— Start INPUT ROWS —

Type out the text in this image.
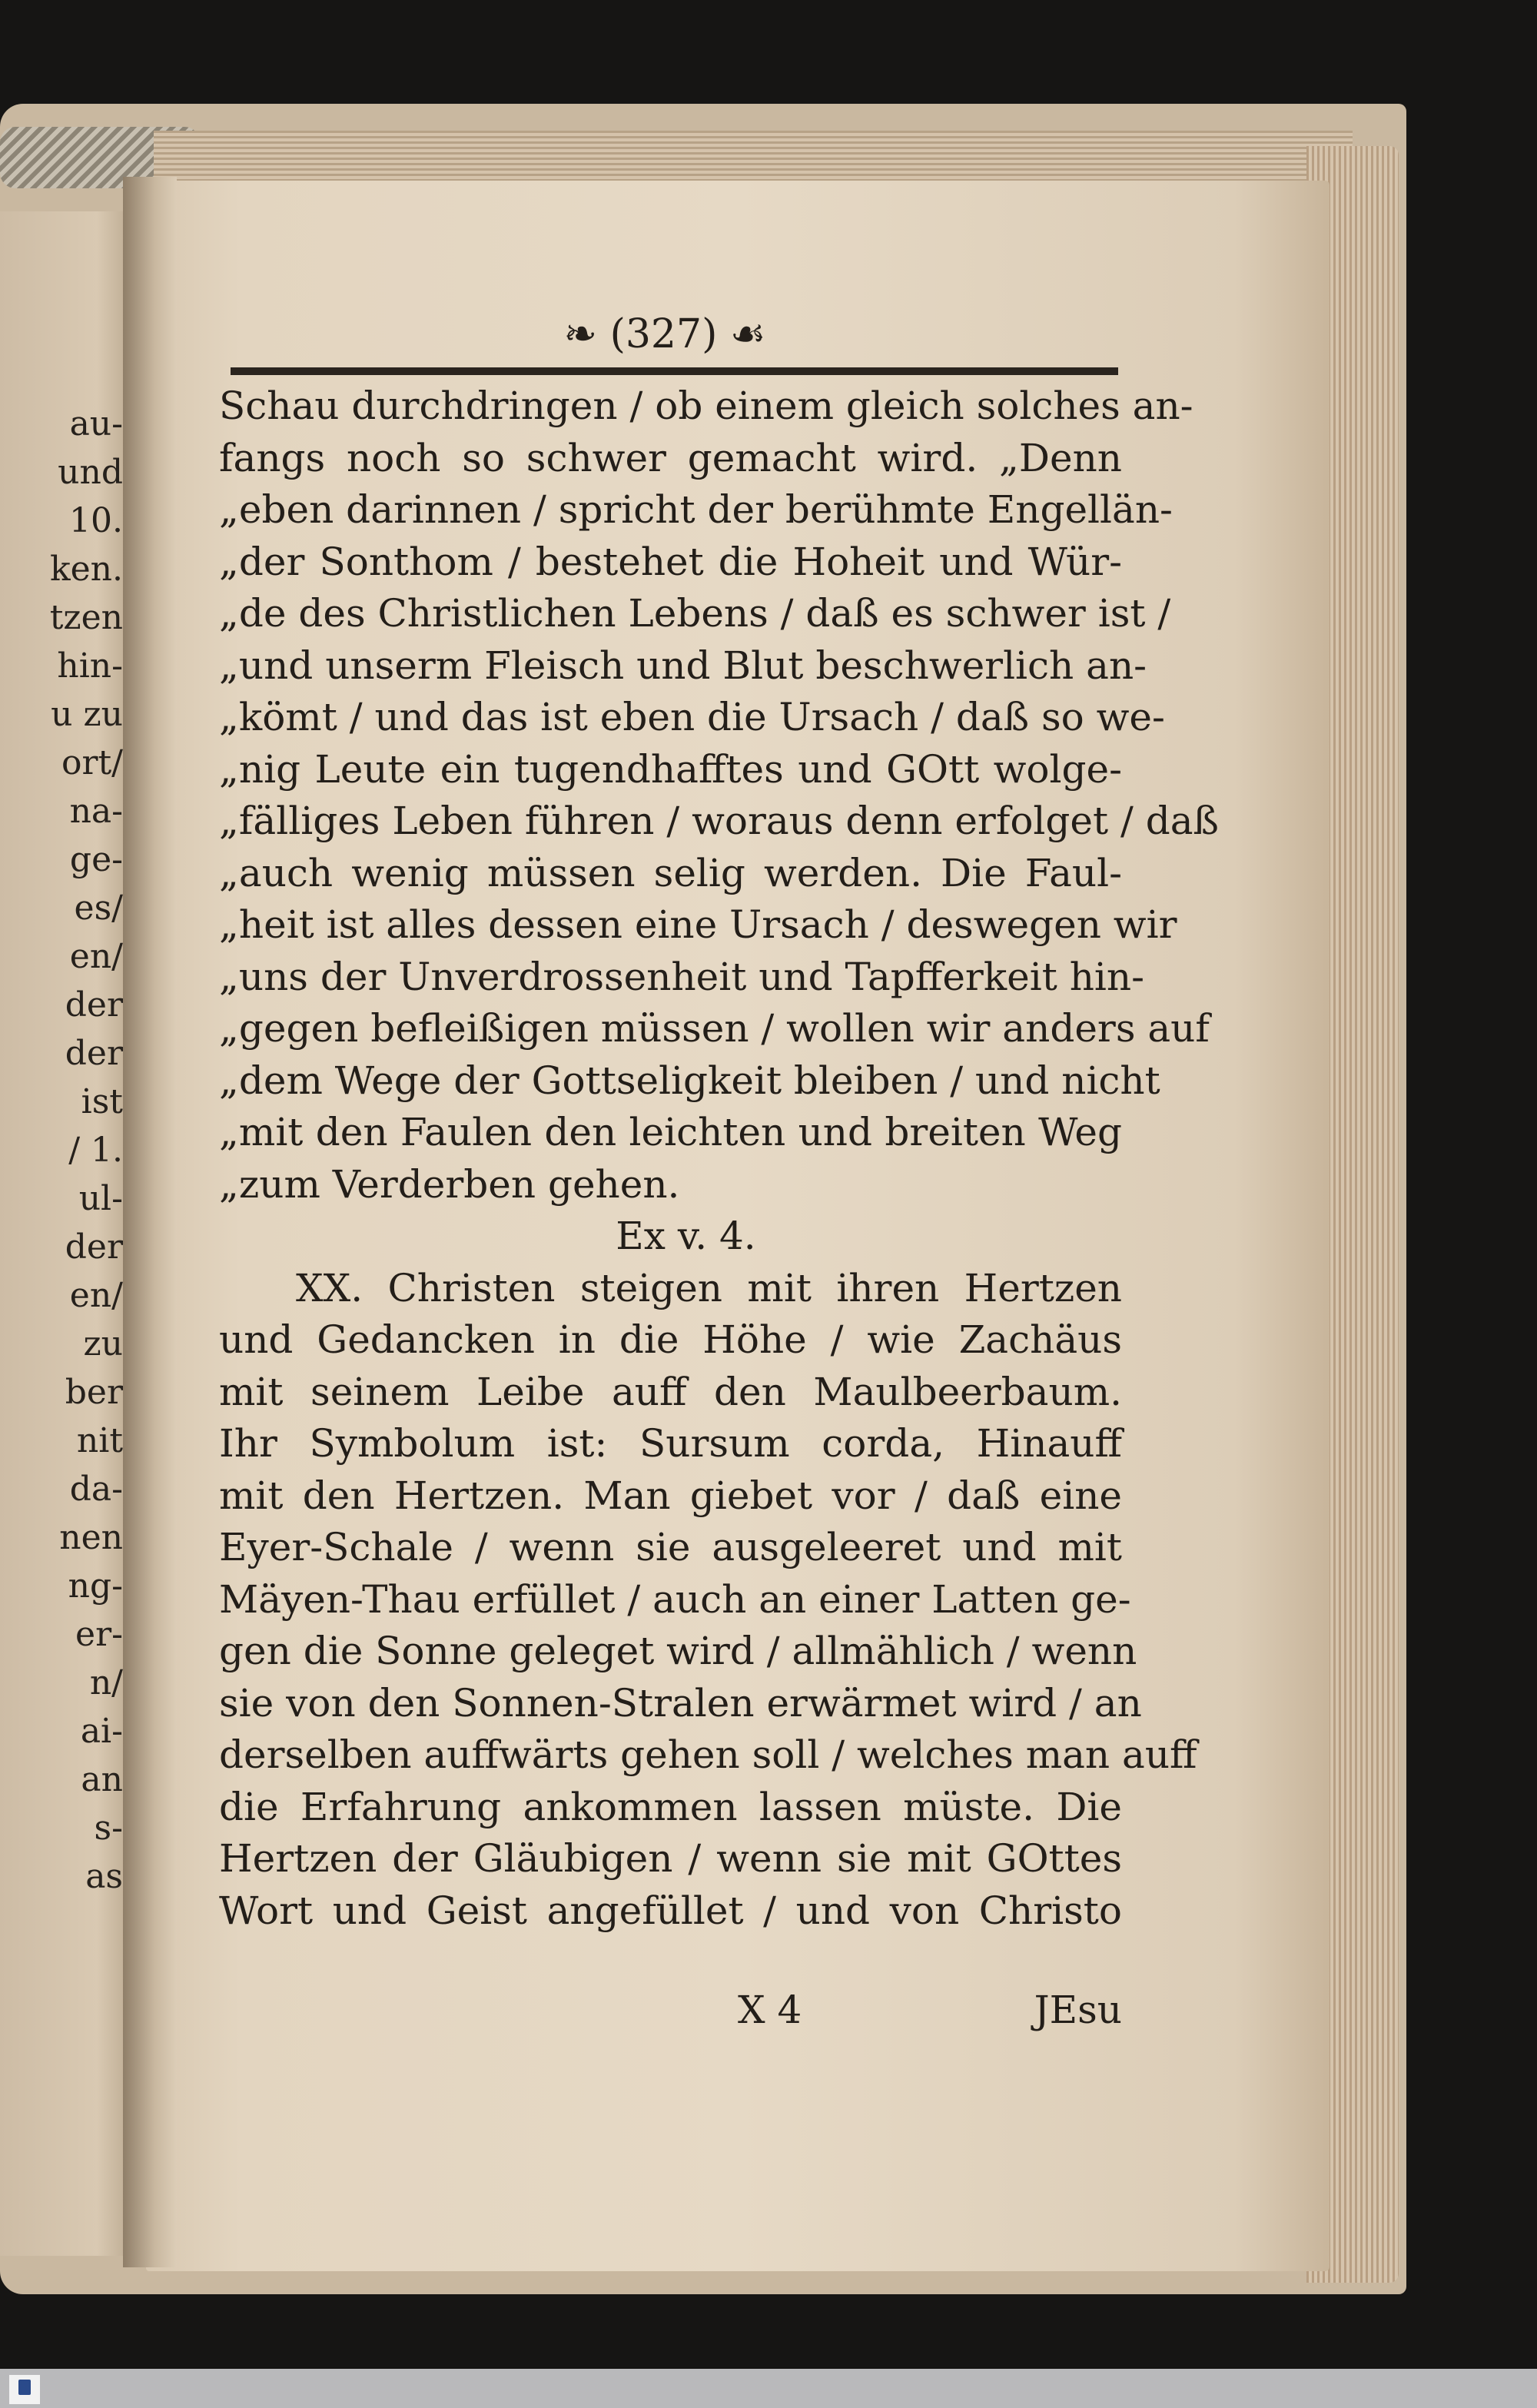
au-
und
10.
ken.
tzen
hin-
u zu
ort/
na-
ge-
es/
en/
der
der
ist
/ 1.
ul-
der
en/
zu
ber
nit
da-
nen
ng-
er-
n/
ai-
an
s-
as
❧ (327) ☙
Schau durchdringen / ob einem gleich solches an-
fangs noch so schwer gemacht wird. „Denn
„eben darinnen / spricht der berühmte Engellän-
„der Sonthom / bestehet die Hoheit und Wür-
„de des Christlichen Lebens / daß es schwer ist /
„und unserm Fleisch und Blut beschwerlich an-
„kömt / und das ist eben die Ursach / daß so we-
„nig Leute ein tugendhafftes und GOtt wolge-
„fälliges Leben führen / woraus denn erfolget / daß
„auch wenig müssen selig werden. Die Faul-
„heit ist alles dessen eine Ursach / deswegen wir
„uns der Unverdrossenheit und Tapfferkeit hin-
„gegen befleißigen müssen / wollen wir anders auf
„dem Wege der Gottseligkeit bleiben / und nicht
„mit den Faulen den leichten und breiten Weg
„zum Verderben gehen.
Ex v. 4.
XX. Christen steigen mit ihren Hertzen
und Gedancken in die Höhe / wie Zachäus
mit seinem Leibe auff den Maulbeerbaum.
Ihr Symbolum ist: Sursum corda, Hinauff
mit den Hertzen. Man giebet vor / daß eine
Eyer-Schale / wenn sie ausgeleeret und mit
Mäyen-Thau erfüllet / auch an einer Latten ge-
gen die Sonne geleget wird / allmählich / wenn
sie von den Sonnen-Stralen erwärmet wird / an
derselben auffwärts gehen soll / welches man auff
die Erfahrung ankommen lassen müste. Die
Hertzen der Gläubigen / wenn sie mit GOttes
Wort und Geist angefüllet / und von Christo
X 4	JEsu
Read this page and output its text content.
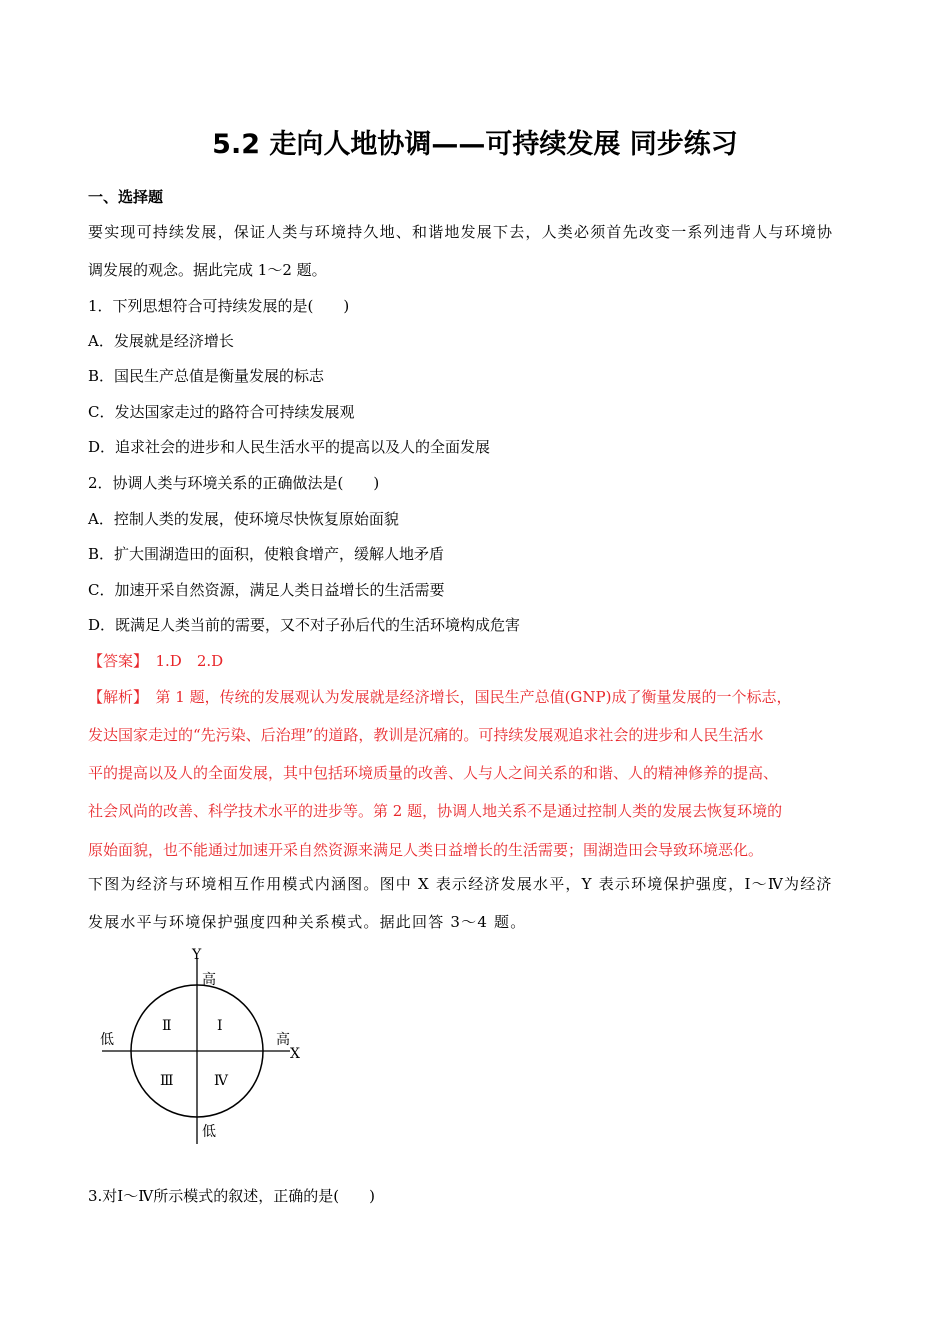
5.2 走向人地协调——可持续发展 同步练习
一、选择题
要实现可持续发展，保证人类与环境持久地、和谐地发展下去，人类必须首先改变一系列违背人与环境协
调发展的观念。据此完成 1～2 题。
1．下列思想符合可持续发展的是(　　)
A．发展就是经济增长
B．国民生产总值是衡量发展的标志
C．发达国家走过的路符合可持续发展观
D．追求社会的进步和人民生活水平的提高以及人的全面发展
2．协调人类与环境关系的正确做法是(　　)
A．控制人类的发展，使环境尽快恢复原始面貌
B．扩大围湖造田的面积，使粮食增产，缓解人地矛盾
C．加速开采自然资源，满足人类日益增长的生活需要
D．既满足人类当前的需要，又不对子孙后代的生活环境构成危害
【答案】　1.D　2.D
【解析】　第 1 题，传统的发展观认为发展就是经济增长，国民生产总值(GNP)成了衡量发展的一个标志，
发达国家走过的“先污染、后治理”的道路，教训是沉痛的。可持续发展观追求社会的进步和人民生活水
平的提高以及人的全面发展，其中包括环境质量的改善、人与人之间关系的和谐、人的精神修养的提高、
社会风尚的改善、科学技术水平的进步等。第 2 题，协调人地关系不是通过控制人类的发展去恢复环境的
原始面貌，也不能通过加速开采自然资源来满足人类日益增长的生活需要；围湖造田会导致环境恶化。
下图为经济与环境相互作用模式内涵图。图中 X 表示经济发展水平，Y 表示环境保护强度，Ⅰ～Ⅳ为经济
发展水平与环境保护强度四种关系模式。据此回答 3～4 题。
Y
高
低
低	高
X
Ⅰ
Ⅱ
Ⅲ	Ⅳ
3.对Ⅰ～Ⅳ所示模式的叙述，正确的是(　　)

— End INPUT ROWS —

Set each line of the records down exactly, leaving every picture out.

- COMPLETED TASK
Type out the text in this image.
au-
und
10.
ken.
tzen
hin-
u zu
ort/
na-
ge-
es/
en/
der
der
ist
/ 1.
ul-
der
en/
zu
ber
nit
da-
nen
ng-
er-
n/
ai-
an
s-
as
❧ (327) ☙
Schau durchdringen / ob einem gleich solches an-
fangs noch so schwer gemacht wird. „Denn
„eben darinnen / spricht der berühmte Engellän-
„der Sonthom / bestehet die Hoheit und Wür-
„de des Christlichen Lebens / daß es schwer ist /
„und unserm Fleisch und Blut beschwerlich an-
„kömt / und das ist eben die Ursach / daß so we-
„nig Leute ein tugendhafftes und GOtt wolge-
„fälliges Leben führen / woraus denn erfolget / daß
„auch wenig müssen selig werden. Die Faul-
„heit ist alles dessen eine Ursach / deswegen wir
„uns der Unverdrossenheit und Tapfferkeit hin-
„gegen befleißigen müssen / wollen wir anders auf
„dem Wege der Gottseligkeit bleiben / und nicht
„mit den Faulen den leichten und breiten Weg
„zum Verderben gehen.
Ex v. 4.
XX. Christen steigen mit ihren Hertzen
und Gedancken in die Höhe / wie Zachäus
mit seinem Leibe auff den Maulbeerbaum.
Ihr Symbolum ist: Sursum corda, Hinauff
mit den Hertzen. Man giebet vor / daß eine
Eyer-Schale / wenn sie ausgeleeret und mit
Mäyen-Thau erfüllet / auch an einer Latten ge-
gen die Sonne geleget wird / allmählich / wenn
sie von den Sonnen-Stralen erwärmet wird / an
derselben auffwärts gehen soll / welches man auff
die Erfahrung ankommen lassen müste. Die
Hertzen der Gläubigen / wenn sie mit GOttes
Wort und Geist angefüllet / und von Christo
X 4	JEsu
Read this page and output its text content.
5.2 走向人地协调——可持续发展 同步练习
一、选择题
要实现可持续发展，保证人类与环境持久地、和谐地发展下去，人类必须首先改变一系列违背人与环境协
调发展的观念。据此完成 1～2 题。
1．下列思想符合可持续发展的是(　　)
A．发展就是经济增长
B．国民生产总值是衡量发展的标志
C．发达国家走过的路符合可持续发展观
D．追求社会的进步和人民生活水平的提高以及人的全面发展
2．协调人类与环境关系的正确做法是(　　)
A．控制人类的发展，使环境尽快恢复原始面貌
B．扩大围湖造田的面积，使粮食增产，缓解人地矛盾
C．加速开采自然资源，满足人类日益增长的生活需要
D．既满足人类当前的需要，又不对子孙后代的生活环境构成危害
【答案】　1.D　2.D
【解析】　第 1 题，传统的发展观认为发展就是经济增长，国民生产总值(GNP)成了衡量发展的一个标志，
发达国家走过的“先污染、后治理”的道路，教训是沉痛的。可持续发展观追求社会的进步和人民生活水
平的提高以及人的全面发展，其中包括环境质量的改善、人与人之间关系的和谐、人的精神修养的提高、
社会风尚的改善、科学技术水平的进步等。第 2 题，协调人地关系不是通过控制人类的发展去恢复环境的
原始面貌，也不能通过加速开采自然资源来满足人类日益增长的生活需要；围湖造田会导致环境恶化。
下图为经济与环境相互作用模式内涵图。图中 X 表示经济发展水平，Y 表示环境保护强度，Ⅰ～Ⅳ为经济
发展水平与环境保护强度四种关系模式。据此回答 3～4 题。
Y
高
低
低	高
X
Ⅰ
Ⅱ
Ⅲ	Ⅳ
3.对Ⅰ～Ⅳ所示模式的叙述，正确的是(　　)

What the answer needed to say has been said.